SOURCE MATERIAL
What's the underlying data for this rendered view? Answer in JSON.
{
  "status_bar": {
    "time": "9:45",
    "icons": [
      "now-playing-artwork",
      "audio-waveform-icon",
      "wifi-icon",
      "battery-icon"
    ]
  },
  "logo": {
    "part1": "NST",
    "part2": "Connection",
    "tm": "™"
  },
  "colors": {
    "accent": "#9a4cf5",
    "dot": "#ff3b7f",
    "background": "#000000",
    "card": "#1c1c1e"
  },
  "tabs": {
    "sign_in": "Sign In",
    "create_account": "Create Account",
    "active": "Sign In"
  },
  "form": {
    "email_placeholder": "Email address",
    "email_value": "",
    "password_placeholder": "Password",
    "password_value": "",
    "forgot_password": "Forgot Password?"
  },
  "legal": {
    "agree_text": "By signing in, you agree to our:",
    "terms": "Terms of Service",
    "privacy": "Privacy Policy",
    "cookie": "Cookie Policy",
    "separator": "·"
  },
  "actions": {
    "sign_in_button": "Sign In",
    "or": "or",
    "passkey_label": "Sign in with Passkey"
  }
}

DIRECTIONS
Each record above should be repeated exactly as it appears.

EXERCISE SOLUTION
What's the underlying data for this rendered view? Answer in JSON.
{
  "status_bar": {
    "time": "9:45",
    "icons": [
      "now-playing-artwork",
      "audio-waveform-icon",
      "wifi-icon",
      "battery-icon"
    ]
  },
  "logo": {
    "part1": "NST",
    "part2": "Connection",
    "tm": "™"
  },
  "colors": {
    "accent": "#9a4cf5",
    "dot": "#ff3b7f",
    "background": "#000000",
    "card": "#1c1c1e"
  },
  "tabs": {
    "sign_in": "Sign In",
    "create_account": "Create Account",
    "active": "Sign In"
  },
  "form": {
    "email_placeholder": "Email address",
    "email_value": "",
    "password_placeholder": "Password",
    "password_value": "",
    "forgot_password": "Forgot Password?"
  },
  "legal": {
    "agree_text": "By signing in, you agree to our:",
    "terms": "Terms of Service",
    "privacy": "Privacy Policy",
    "cookie": "Cookie Policy",
    "separator": "·"
  },
  "actions": {
    "sign_in_button": "Sign In",
    "or": "or",
    "passkey_label": "Sign in with Passkey"
  }
}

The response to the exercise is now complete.